|Basic information||Name: Stubenberg|
This is an OFFICIAL meteorite name.
Abbreviation: There is no official abbreviation for this meteorite.
Observed fall: Yes, confirmed fall
Year fell: 2016
Mass: 1473 g
This is 1 of 2616 approved meteorites classified as LL6. [show all]
Search for other: LL chondrites, LL chondrites (type 4-7), Ordinary chondrites, and Ordinary chondrites (type 4-7)
|Comments:||Approved 12 May 2016|
Writeup from MB 105:
Stubenberg 48°17.7’N, 13°7.0’E
Confirmed fall: 2016 Mar 6
Classification: Ordinary chondrite (LL6)
History: (Pavel Spurný, CzAS). A very bright bolide was observed by thousands of eyewitnesses over Austria, Germany and the Czech Republic on March 6, 2016, at 21:36:51-56 UT. It was recorded photographically and photoelectrically by digital all-sky fireball observatories at six Czech stations of the European Fireball Network. A digital photographic spectrum of the bolide was also obtained. Based on these instrumental data, precise results on atmospheric trajectory, heliocentric orbit, and fragmentation history were quickly determined. From this analysis it was evident that this event likely resulted in multiple stones falling: the impact site was modeled and sent to German colleagues four days after the fall. All of the meteorites were found in the predicted location for a given mass.

Stated task 1 => According to the meteorite entry, how many Czech stations of the European Fireball Network recorded the bolide?
Stated task 2 => Repeat the part of the meteorite entry from "History: (Pavel Spurný, CzAS)." up to and including "a given mass.", word for word.

Data listing =>
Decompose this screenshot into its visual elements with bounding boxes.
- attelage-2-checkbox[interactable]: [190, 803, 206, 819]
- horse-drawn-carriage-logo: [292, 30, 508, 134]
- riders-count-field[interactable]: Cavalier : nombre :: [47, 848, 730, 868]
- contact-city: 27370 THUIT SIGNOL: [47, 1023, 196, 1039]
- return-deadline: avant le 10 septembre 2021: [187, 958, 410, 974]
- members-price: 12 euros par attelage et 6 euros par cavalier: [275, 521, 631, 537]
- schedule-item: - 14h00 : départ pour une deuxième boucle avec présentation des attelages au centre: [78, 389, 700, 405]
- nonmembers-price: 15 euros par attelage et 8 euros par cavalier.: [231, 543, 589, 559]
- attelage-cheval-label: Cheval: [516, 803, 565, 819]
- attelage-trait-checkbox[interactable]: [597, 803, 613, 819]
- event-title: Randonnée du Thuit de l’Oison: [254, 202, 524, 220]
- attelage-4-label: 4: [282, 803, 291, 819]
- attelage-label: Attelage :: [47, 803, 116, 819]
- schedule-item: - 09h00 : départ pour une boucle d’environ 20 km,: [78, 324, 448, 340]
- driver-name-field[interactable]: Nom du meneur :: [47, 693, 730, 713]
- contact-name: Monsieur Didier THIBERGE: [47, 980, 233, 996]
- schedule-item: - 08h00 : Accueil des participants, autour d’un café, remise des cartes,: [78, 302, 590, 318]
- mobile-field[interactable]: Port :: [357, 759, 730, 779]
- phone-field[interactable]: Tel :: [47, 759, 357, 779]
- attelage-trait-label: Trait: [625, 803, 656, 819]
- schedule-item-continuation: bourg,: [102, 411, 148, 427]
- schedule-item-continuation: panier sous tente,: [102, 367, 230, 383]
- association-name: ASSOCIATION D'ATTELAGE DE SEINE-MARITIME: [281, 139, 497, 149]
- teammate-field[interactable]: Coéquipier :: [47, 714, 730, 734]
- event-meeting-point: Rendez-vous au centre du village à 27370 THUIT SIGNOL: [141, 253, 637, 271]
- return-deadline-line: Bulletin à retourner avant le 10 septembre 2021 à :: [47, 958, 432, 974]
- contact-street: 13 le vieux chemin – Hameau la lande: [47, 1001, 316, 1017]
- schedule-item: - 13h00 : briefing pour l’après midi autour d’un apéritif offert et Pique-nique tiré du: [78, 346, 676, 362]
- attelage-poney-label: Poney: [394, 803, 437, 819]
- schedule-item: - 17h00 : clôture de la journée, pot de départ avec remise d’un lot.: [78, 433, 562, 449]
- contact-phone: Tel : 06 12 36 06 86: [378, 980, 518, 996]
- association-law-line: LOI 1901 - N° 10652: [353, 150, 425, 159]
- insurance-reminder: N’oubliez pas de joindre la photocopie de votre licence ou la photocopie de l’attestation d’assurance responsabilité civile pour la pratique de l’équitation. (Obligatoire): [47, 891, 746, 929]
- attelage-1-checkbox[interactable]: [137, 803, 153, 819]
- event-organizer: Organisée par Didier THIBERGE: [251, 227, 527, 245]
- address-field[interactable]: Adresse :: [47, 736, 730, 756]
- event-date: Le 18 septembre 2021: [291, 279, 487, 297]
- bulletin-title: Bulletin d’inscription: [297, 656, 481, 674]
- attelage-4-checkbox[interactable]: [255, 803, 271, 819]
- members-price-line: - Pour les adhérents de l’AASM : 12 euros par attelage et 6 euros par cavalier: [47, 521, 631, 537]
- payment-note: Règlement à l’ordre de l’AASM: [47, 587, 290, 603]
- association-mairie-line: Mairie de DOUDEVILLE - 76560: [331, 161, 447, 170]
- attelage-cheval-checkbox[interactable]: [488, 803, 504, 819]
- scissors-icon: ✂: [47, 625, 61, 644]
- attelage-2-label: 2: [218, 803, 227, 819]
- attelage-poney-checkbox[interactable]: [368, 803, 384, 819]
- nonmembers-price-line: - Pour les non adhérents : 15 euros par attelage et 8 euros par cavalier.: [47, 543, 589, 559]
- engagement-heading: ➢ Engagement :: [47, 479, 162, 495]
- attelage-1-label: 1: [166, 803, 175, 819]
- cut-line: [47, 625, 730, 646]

Result 1 => Six Czech stations recorded it.

Result 2 =>
History: (Pavel Spurný, CzAS). A very bright bolide was observed by thousands of eyewitnesses over Austria, Germany and the Czech Republic on March 6, 2016, at 21:36:51-56 UT. It was recorded photographically and photoelectrically by digital all-sky fireball observatories at six Czech stations of the European Fireball Network. A digital photographic spectrum of the bolide was also obtained. Based on these instrumental data, precise results on atmospheric trajectory, heliocentric orbit, and fragmentation history were quickly determined. From this analysis it was evident that this event likely resulted in multiple stones falling: the impact site was modeled and sent to German colleagues four days after the fall. All of the meteorites were found in the predicted location for a given mass.